= Task inputs =
***
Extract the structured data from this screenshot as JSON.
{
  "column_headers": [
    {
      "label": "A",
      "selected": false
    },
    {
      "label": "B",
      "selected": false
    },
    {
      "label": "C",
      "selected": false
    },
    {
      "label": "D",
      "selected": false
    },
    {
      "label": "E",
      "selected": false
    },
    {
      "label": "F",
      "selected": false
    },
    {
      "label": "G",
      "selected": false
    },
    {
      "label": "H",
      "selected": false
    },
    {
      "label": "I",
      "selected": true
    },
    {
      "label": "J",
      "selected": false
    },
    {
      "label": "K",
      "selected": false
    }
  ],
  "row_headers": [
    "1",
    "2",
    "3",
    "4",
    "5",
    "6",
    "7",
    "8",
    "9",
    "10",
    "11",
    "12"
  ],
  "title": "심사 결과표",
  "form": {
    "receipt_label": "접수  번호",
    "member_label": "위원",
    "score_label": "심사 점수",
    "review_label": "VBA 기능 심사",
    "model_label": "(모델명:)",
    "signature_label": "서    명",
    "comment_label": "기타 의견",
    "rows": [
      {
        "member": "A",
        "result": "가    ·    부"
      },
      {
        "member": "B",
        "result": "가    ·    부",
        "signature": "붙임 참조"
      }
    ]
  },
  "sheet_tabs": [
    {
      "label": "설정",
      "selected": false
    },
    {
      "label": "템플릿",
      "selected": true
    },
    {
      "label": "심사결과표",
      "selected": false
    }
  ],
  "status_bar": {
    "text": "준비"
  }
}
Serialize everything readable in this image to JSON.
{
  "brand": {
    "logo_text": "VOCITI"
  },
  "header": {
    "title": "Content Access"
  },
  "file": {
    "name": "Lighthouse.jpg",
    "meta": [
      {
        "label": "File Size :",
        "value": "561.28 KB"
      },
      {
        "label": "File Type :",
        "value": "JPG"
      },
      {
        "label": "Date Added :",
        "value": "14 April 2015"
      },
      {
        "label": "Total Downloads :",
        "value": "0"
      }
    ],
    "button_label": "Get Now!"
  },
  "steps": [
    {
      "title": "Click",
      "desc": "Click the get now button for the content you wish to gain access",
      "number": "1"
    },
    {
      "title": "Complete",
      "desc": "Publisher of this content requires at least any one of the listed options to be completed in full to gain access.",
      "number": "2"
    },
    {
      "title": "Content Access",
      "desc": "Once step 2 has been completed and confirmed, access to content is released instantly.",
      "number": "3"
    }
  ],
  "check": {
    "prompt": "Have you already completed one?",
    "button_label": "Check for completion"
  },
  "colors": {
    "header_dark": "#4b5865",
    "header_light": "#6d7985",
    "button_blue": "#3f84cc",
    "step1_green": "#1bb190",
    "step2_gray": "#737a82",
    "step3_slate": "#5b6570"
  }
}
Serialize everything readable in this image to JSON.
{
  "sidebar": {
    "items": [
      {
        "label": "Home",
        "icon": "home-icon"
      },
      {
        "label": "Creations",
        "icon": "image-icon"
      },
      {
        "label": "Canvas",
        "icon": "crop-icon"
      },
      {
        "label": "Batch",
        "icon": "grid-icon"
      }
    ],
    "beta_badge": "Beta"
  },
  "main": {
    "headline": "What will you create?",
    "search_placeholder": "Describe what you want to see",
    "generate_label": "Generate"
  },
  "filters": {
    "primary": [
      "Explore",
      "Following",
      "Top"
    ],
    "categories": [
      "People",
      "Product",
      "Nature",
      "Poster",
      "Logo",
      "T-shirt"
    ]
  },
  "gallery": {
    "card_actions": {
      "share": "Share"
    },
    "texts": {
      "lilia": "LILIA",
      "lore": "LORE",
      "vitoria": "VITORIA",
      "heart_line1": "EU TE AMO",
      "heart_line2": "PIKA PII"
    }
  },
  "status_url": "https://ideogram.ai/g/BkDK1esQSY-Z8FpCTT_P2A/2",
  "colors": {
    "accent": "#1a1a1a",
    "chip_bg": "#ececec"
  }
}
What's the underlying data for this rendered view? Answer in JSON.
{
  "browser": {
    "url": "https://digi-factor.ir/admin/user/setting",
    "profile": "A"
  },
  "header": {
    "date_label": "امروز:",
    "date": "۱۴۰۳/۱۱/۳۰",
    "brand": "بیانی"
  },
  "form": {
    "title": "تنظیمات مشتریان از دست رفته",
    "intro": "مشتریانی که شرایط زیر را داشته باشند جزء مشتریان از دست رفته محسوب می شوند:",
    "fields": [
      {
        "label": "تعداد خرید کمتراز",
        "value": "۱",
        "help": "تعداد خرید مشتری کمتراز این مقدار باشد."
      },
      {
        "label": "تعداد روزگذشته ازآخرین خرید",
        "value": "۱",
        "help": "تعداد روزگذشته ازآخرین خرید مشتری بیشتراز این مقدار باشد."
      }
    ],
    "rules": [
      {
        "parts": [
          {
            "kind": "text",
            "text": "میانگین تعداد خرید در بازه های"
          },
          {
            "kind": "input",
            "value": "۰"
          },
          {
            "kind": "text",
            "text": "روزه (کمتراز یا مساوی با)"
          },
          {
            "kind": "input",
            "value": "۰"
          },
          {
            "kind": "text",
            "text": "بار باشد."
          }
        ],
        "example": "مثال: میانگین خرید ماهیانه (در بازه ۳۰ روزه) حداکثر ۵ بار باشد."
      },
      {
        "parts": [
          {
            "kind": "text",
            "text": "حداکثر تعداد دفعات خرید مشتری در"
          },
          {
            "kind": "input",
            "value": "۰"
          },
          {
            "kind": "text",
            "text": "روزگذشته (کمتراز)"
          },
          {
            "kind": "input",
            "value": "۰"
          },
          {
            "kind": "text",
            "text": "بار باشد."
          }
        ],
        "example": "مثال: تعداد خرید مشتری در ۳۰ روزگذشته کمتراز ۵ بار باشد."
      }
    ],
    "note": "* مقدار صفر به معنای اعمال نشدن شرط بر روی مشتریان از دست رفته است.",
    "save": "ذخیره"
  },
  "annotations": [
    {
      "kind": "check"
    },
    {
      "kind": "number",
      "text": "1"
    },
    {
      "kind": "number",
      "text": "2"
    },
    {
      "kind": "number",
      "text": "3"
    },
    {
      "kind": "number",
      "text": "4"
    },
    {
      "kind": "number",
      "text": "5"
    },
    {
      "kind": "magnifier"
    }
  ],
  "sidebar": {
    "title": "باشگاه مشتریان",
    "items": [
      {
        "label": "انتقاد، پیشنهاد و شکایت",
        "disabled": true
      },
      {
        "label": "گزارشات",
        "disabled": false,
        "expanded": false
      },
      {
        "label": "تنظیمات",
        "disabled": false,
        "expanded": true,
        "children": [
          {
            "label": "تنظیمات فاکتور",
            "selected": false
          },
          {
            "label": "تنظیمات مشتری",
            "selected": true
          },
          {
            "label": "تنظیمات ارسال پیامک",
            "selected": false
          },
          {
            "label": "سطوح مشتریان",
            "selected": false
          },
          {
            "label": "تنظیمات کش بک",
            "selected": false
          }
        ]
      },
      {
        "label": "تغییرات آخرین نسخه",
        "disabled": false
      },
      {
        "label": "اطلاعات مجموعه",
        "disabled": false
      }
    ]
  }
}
***
= Task =
Take each line of the material that contains the word "حداکثر" and list it.

= Finished exercise =
        "example": "مثال: میانگین خرید ماهیانه (در بازه ۳۰ روزه) حداکثر ۵ بار باشد."
            "text": "حداکثر تعداد دفعات خرید مشتری در"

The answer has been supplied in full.